OBJECTIVE:
Transcribe the entries below exactly; leave every image out.

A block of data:
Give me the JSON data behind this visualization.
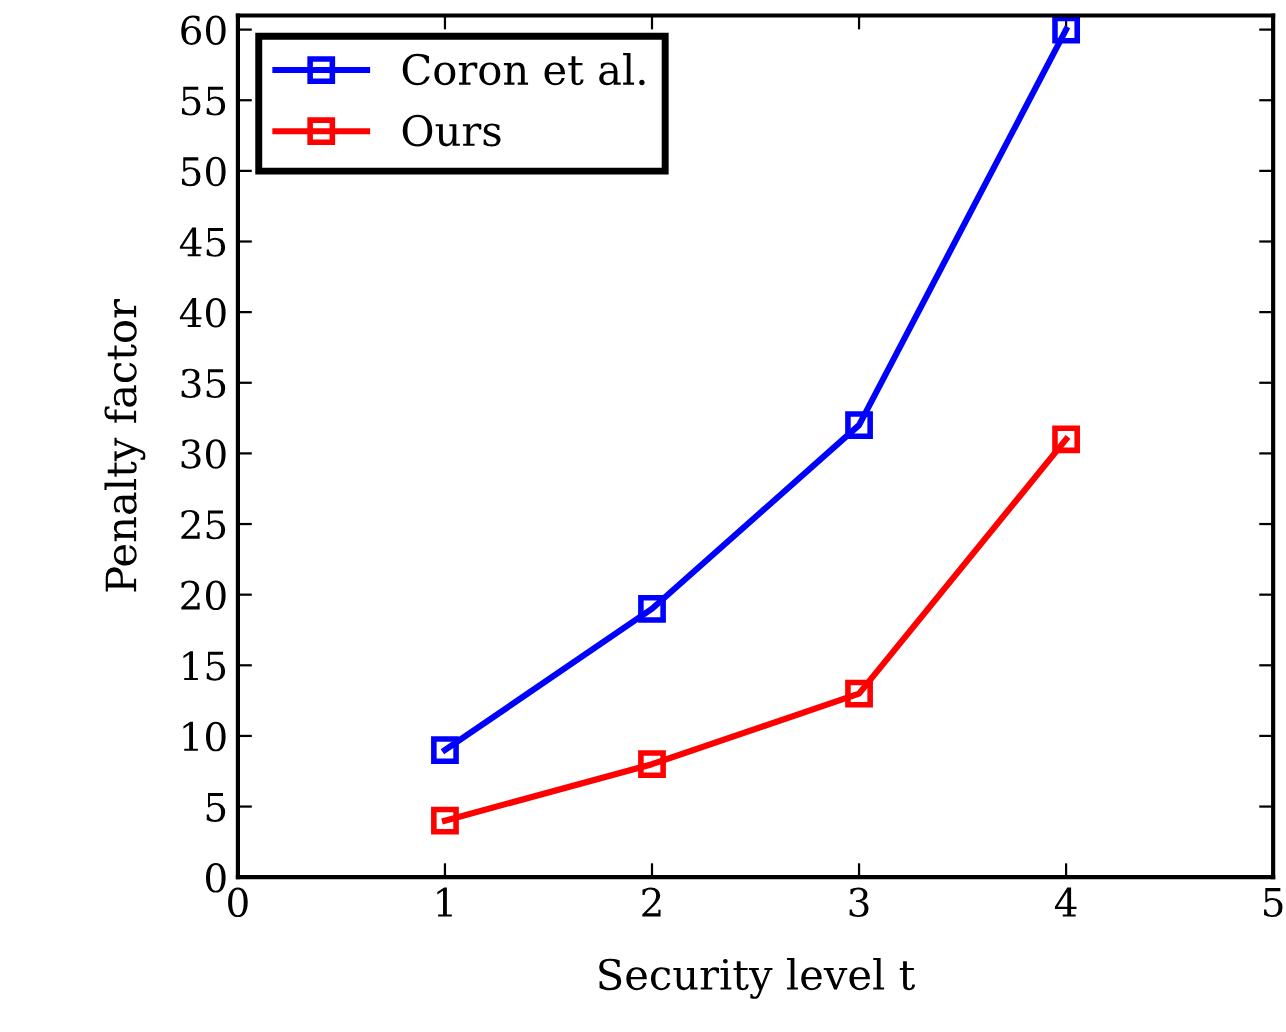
{
  "chart_data": {
    "type": "line",
    "xlabel": "Security level t",
    "ylabel": "Penalty factor",
    "x": [
      1,
      2,
      3,
      4
    ],
    "series": [
      {
        "name": "Coron et al.",
        "color": "#0000ff",
        "values": [
          9,
          19,
          32,
          60
        ]
      },
      {
        "name": "Ours",
        "color": "#ff0000",
        "values": [
          4,
          8,
          13,
          31
        ]
      }
    ],
    "xlim": [
      0,
      5
    ],
    "xticks": [
      0,
      1,
      2,
      3,
      4,
      5
    ],
    "ylim": [
      0,
      61
    ],
    "yticks": [
      0,
      5,
      10,
      15,
      20,
      25,
      30,
      35,
      40,
      45,
      50,
      55,
      60
    ],
    "grid": false,
    "legend": "top left",
    "marker": "square",
    "line_style": "solid"
  }
}
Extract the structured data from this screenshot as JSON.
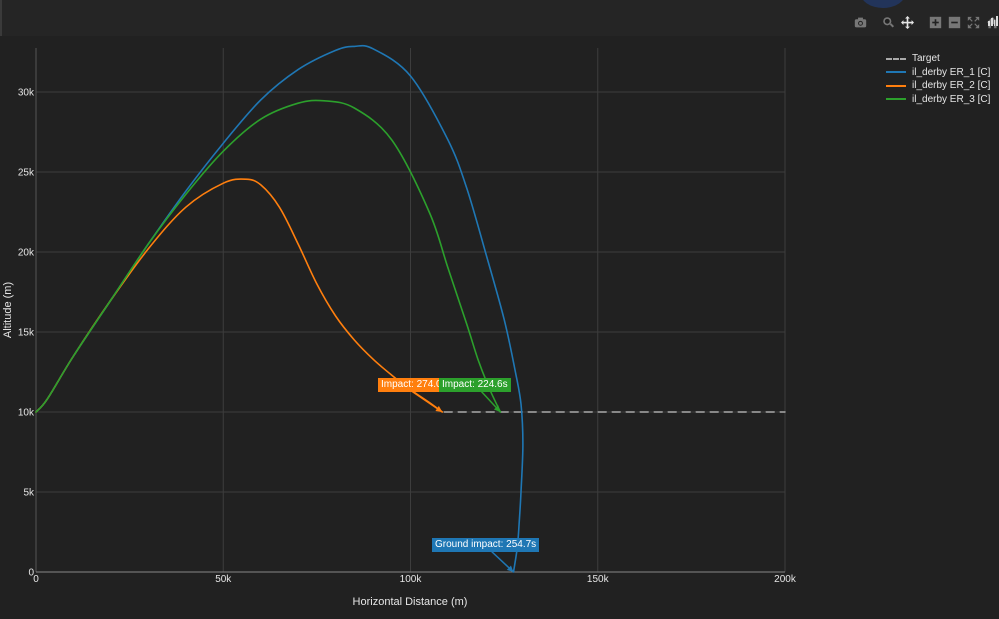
{
  "chart_data": {
    "type": "line",
    "xlabel": "Horizontal Distance (m)",
    "ylabel": "Altitude (m)",
    "xlim": [
      0,
      200000
    ],
    "ylim": [
      0,
      33000
    ],
    "x_ticks": [
      "0",
      "50k",
      "100k",
      "150k",
      "200k"
    ],
    "y_ticks": [
      "0",
      "5k",
      "10k",
      "15k",
      "20k",
      "25k",
      "30k"
    ],
    "grid": true,
    "legend_position": "top-right",
    "series": [
      {
        "name": "Target",
        "style": "dashed",
        "color": "#aaaaaa",
        "x": [
          109000,
          200000
        ],
        "y": [
          10000,
          10000
        ]
      },
      {
        "name": "il_derby ER_1 [C]",
        "color": "#1f77b4",
        "x": [
          0,
          3000,
          10000,
          20000,
          30000,
          40000,
          50000,
          60000,
          70000,
          80000,
          85000,
          90000,
          100000,
          110000,
          115000,
          120000,
          125000,
          128000,
          129500,
          130000,
          129500,
          129000,
          128500,
          127500
        ],
        "y": [
          10000,
          10800,
          13500,
          17000,
          20500,
          23800,
          26800,
          29500,
          31400,
          32600,
          32850,
          32700,
          31000,
          27000,
          24000,
          20000,
          15800,
          12500,
          10500,
          8000,
          5000,
          3000,
          1500,
          0
        ]
      },
      {
        "name": "il_derby ER_2 [C]",
        "color": "#ff7f0e",
        "x": [
          0,
          3000,
          10000,
          20000,
          30000,
          40000,
          50000,
          56000,
          60000,
          65000,
          70000,
          75000,
          80000,
          85000,
          90000,
          95000,
          100000,
          105000,
          108500
        ],
        "y": [
          10000,
          10800,
          13500,
          17000,
          20200,
          22800,
          24300,
          24550,
          24200,
          22800,
          20500,
          18000,
          16000,
          14500,
          13300,
          12300,
          11400,
          10600,
          10000
        ]
      },
      {
        "name": "il_derby ER_3 [C]",
        "color": "#2ca02c",
        "x": [
          0,
          3000,
          10000,
          20000,
          30000,
          40000,
          50000,
          60000,
          70000,
          77000,
          85000,
          95000,
          105000,
          110000,
          115000,
          118000,
          121000,
          124000
        ],
        "y": [
          10000,
          10800,
          13500,
          17000,
          20500,
          23600,
          26300,
          28300,
          29300,
          29450,
          29000,
          27000,
          22500,
          19000,
          15500,
          13300,
          11500,
          10000
        ]
      }
    ],
    "annotations": [
      {
        "text": "Impact: 274.0s",
        "x": 108500,
        "y": 10000,
        "color": "#ff7f0e"
      },
      {
        "text": "Impact: 224.6s",
        "x": 124000,
        "y": 10000,
        "color": "#2ca02c"
      },
      {
        "text": "Ground impact: 254.7s",
        "x": 127500,
        "y": 0,
        "color": "#1f77b4"
      }
    ]
  },
  "legend": [
    {
      "label": "Target",
      "color": "#aaaaaa",
      "dashed": true
    },
    {
      "label": "il_derby ER_1 [C]",
      "color": "#1f77b4"
    },
    {
      "label": "il_derby ER_2 [C]",
      "color": "#ff7f0e"
    },
    {
      "label": "il_derby ER_3 [C]",
      "color": "#2ca02c"
    }
  ],
  "modebar": [
    "camera-icon",
    "zoom-icon",
    "pan-icon",
    "zoom-in-icon",
    "zoom-out-icon",
    "autoscale-icon",
    "reset-axes-icon"
  ]
}
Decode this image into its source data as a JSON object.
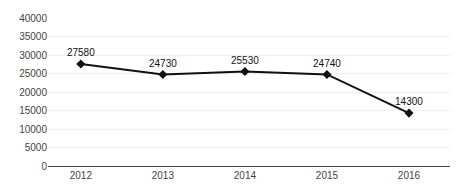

FULL OUTPUT:
Give me the JSON data behind this visualization.
{
  "chart_data": {
    "type": "line",
    "xlabel": "Security level t",
    "ylabel": "Penalty factor",
    "x": [
      1,
      2,
      3,
      4
    ],
    "series": [
      {
        "name": "Coron et al.",
        "color": "#0000ff",
        "values": [
          9,
          19,
          32,
          60
        ]
      },
      {
        "name": "Ours",
        "color": "#ff0000",
        "values": [
          4,
          8,
          13,
          31
        ]
      }
    ],
    "xlim": [
      0,
      5
    ],
    "xticks": [
      0,
      1,
      2,
      3,
      4,
      5
    ],
    "ylim": [
      0,
      61
    ],
    "yticks": [
      0,
      5,
      10,
      15,
      20,
      25,
      30,
      35,
      40,
      45,
      50,
      55,
      60
    ],
    "grid": false,
    "legend": "top left",
    "marker": "square",
    "line_style": "solid"
  }
}
Extract the structured data from this screenshot as JSON.
{
  "chart_data": {
    "type": "line",
    "xlabel": "Horizontal Distance (m)",
    "ylabel": "Altitude (m)",
    "xlim": [
      0,
      200000
    ],
    "ylim": [
      0,
      33000
    ],
    "x_ticks": [
      "0",
      "50k",
      "100k",
      "150k",
      "200k"
    ],
    "y_ticks": [
      "0",
      "5k",
      "10k",
      "15k",
      "20k",
      "25k",
      "30k"
    ],
    "grid": true,
    "legend_position": "top-right",
    "series": [
      {
        "name": "Target",
        "style": "dashed",
        "color": "#aaaaaa",
        "x": [
          109000,
          200000
        ],
        "y": [
          10000,
          10000
        ]
      },
      {
        "name": "il_derby ER_1 [C]",
        "color": "#1f77b4",
        "x": [
          0,
          3000,
          10000,
          20000,
          30000,
          40000,
          50000,
          60000,
          70000,
          80000,
          85000,
          90000,
          100000,
          110000,
          115000,
          120000,
          125000,
          128000,
          129500,
          130000,
          129500,
          129000,
          128500,
          127500
        ],
        "y": [
          10000,
          10800,
          13500,
          17000,
          20500,
          23800,
          26800,
          29500,
          31400,
          32600,
          32850,
          32700,
          31000,
          27000,
          24000,
          20000,
          15800,
          12500,
          10500,
          8000,
          5000,
          3000,
          1500,
          0
        ]
      },
      {
        "name": "il_derby ER_2 [C]",
        "color": "#ff7f0e",
        "x": [
          0,
          3000,
          10000,
          20000,
          30000,
          40000,
          50000,
          56000,
          60000,
          65000,
          70000,
          75000,
          80000,
          85000,
          90000,
          95000,
          100000,
          105000,
          108500
        ],
        "y": [
          10000,
          10800,
          13500,
          17000,
          20200,
          22800,
          24300,
          24550,
          24200,
          22800,
          20500,
          18000,
          16000,
          14500,
          13300,
          12300,
          11400,
          10600,
          10000
        ]
      },
      {
        "name": "il_derby ER_3 [C]",
        "color": "#2ca02c",
        "x": [
          0,
          3000,
          10000,
          20000,
          30000,
          40000,
          50000,
          60000,
          70000,
          77000,
          85000,
          95000,
          105000,
          110000,
          115000,
          118000,
          121000,
          124000
        ],
        "y": [
          10000,
          10800,
          13500,
          17000,
          20500,
          23600,
          26300,
          28300,
          29300,
          29450,
          29000,
          27000,
          22500,
          19000,
          15500,
          13300,
          11500,
          10000
        ]
      }
    ],
    "annotations": [
      {
        "text": "Impact: 274.0s",
        "x": 108500,
        "y": 10000,
        "color": "#ff7f0e"
      },
      {
        "text": "Impact: 224.6s",
        "x": 124000,
        "y": 10000,
        "color": "#2ca02c"
      },
      {
        "text": "Ground impact: 254.7s",
        "x": 127500,
        "y": 0,
        "color": "#1f77b4"
      }
    ]
  },
  "legend": [
    {
      "label": "Target",
      "color": "#aaaaaa",
      "dashed": true
    },
    {
      "label": "il_derby ER_1 [C]",
      "color": "#1f77b4"
    },
    {
      "label": "il_derby ER_2 [C]",
      "color": "#ff7f0e"
    },
    {
      "label": "il_derby ER_3 [C]",
      "color": "#2ca02c"
    }
  ],
  "modebar": [
    "camera-icon",
    "zoom-icon",
    "pan-icon",
    "zoom-in-icon",
    "zoom-out-icon",
    "autoscale-icon",
    "reset-axes-icon"
  ]
}
Decode this image into its source data as a JSON object.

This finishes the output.